▶ [Written instruction] From the line containing "Give me the" through the last line of the material, copy every line exactly, both ends inclusive; do not copy pictures.
'''
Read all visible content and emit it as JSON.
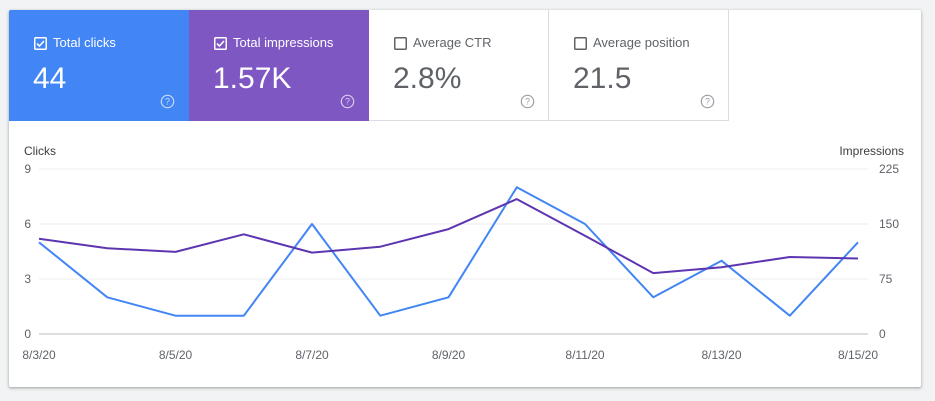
{
  "metrics": [
    {
      "label": "Total clicks",
      "value": "44",
      "selected": true,
      "color": "#4285f4"
    },
    {
      "label": "Total impressions",
      "value": "1.57K",
      "selected": true,
      "color": "#7e57c2"
    },
    {
      "label": "Average CTR",
      "value": "2.8%",
      "selected": false
    },
    {
      "label": "Average position",
      "value": "21.5",
      "selected": false
    }
  ],
  "help_icon": "help-circle-icon",
  "chart_data": {
    "type": "line",
    "x": [
      "8/3/20",
      "8/4/20",
      "8/5/20",
      "8/6/20",
      "8/7/20",
      "8/8/20",
      "8/9/20",
      "8/10/20",
      "8/11/20",
      "8/12/20",
      "8/13/20",
      "8/14/20",
      "8/15/20"
    ],
    "x_tick_labels": [
      "8/3/20",
      "8/5/20",
      "8/7/20",
      "8/9/20",
      "8/11/20",
      "8/13/20",
      "8/15/20"
    ],
    "left_axis": {
      "label": "Clicks",
      "ylim": [
        0,
        9
      ],
      "ticks": [
        "0",
        "3",
        "6",
        "9"
      ]
    },
    "right_axis": {
      "label": "Impressions",
      "ylim": [
        0,
        225
      ],
      "ticks": [
        "0",
        "75",
        "150",
        "225"
      ]
    },
    "grid": true,
    "series": [
      {
        "name": "Total clicks",
        "axis": "left",
        "color": "#4285f4",
        "values": [
          5,
          2,
          1,
          1,
          6,
          1,
          2,
          8,
          6,
          2,
          4,
          1,
          5
        ]
      },
      {
        "name": "Total impressions",
        "axis": "right",
        "color": "#5e35b1",
        "values": [
          130,
          117,
          112,
          136,
          111,
          119,
          143,
          184,
          134,
          83,
          91,
          105,
          103
        ]
      }
    ]
  }
}
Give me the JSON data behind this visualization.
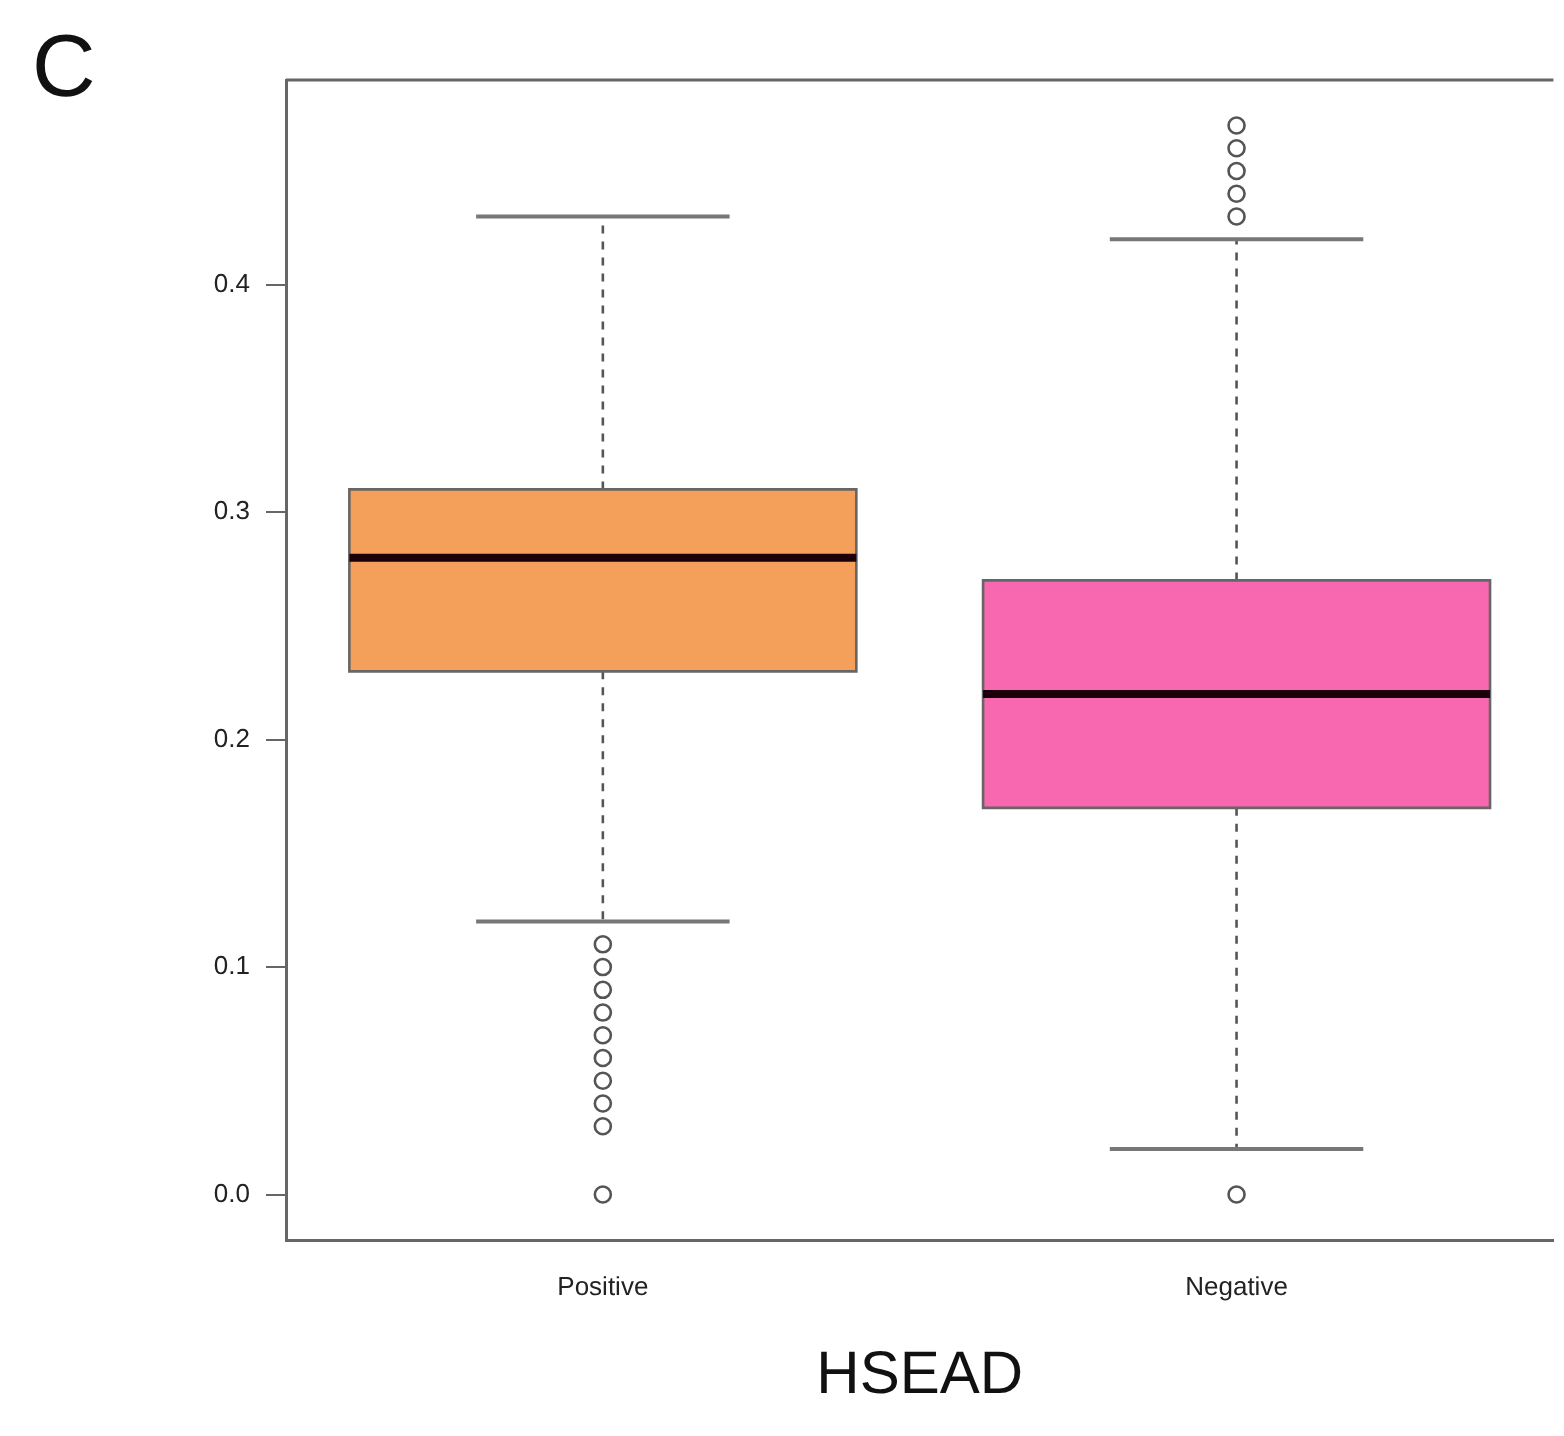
{
  "chart_data": {
    "type": "box",
    "title": "C",
    "xlabel": "HSEAD",
    "categories": [
      "Positive",
      "Negative"
    ],
    "colors": [
      "#f4a05a",
      "#f768b0"
    ],
    "boxes": [
      {
        "low": 0.12,
        "q1": 0.23,
        "median": 0.28,
        "q3": 0.31,
        "high": 0.43,
        "outliers": [
          0.11,
          0.1,
          0.09,
          0.08,
          0.07,
          0.06,
          0.05,
          0.04,
          0.03,
          0.0
        ]
      },
      {
        "low": 0.02,
        "q1": 0.17,
        "median": 0.22,
        "q3": 0.27,
        "high": 0.42,
        "outliers": [
          0.43,
          0.44,
          0.45,
          0.46,
          0.47,
          0.0
        ]
      }
    ],
    "marker": "circle",
    "ylim": [
      -0.02,
      0.49
    ],
    "yticks": [
      {
        "value": 0,
        "label": "0.0"
      },
      0.1,
      0.2,
      0.3,
      0.4
    ],
    "grid": false
  }
}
'''
▶ [Solution]
Give me the JSON data behind this visualization.
{
  "chart_data": {
    "type": "box",
    "title": "C",
    "xlabel": "HSEAD",
    "categories": [
      "Positive",
      "Negative"
    ],
    "colors": [
      "#f4a05a",
      "#f768b0"
    ],
    "boxes": [
      {
        "low": 0.12,
        "q1": 0.23,
        "median": 0.28,
        "q3": 0.31,
        "high": 0.43,
        "outliers": [
          0.11,
          0.1,
          0.09,
          0.08,
          0.07,
          0.06,
          0.05,
          0.04,
          0.03,
          0.0
        ]
      },
      {
        "low": 0.02,
        "q1": 0.17,
        "median": 0.22,
        "q3": 0.27,
        "high": 0.42,
        "outliers": [
          0.43,
          0.44,
          0.45,
          0.46,
          0.47,
          0.0
        ]
      }
    ],
    "marker": "circle",
    "ylim": [
      -0.02,
      0.49
    ],
    "yticks": [
      {
        "value": 0,
        "label": "0.0"
      },
      0.1,
      0.2,
      0.3,
      0.4
    ],
    "grid": false
  }
}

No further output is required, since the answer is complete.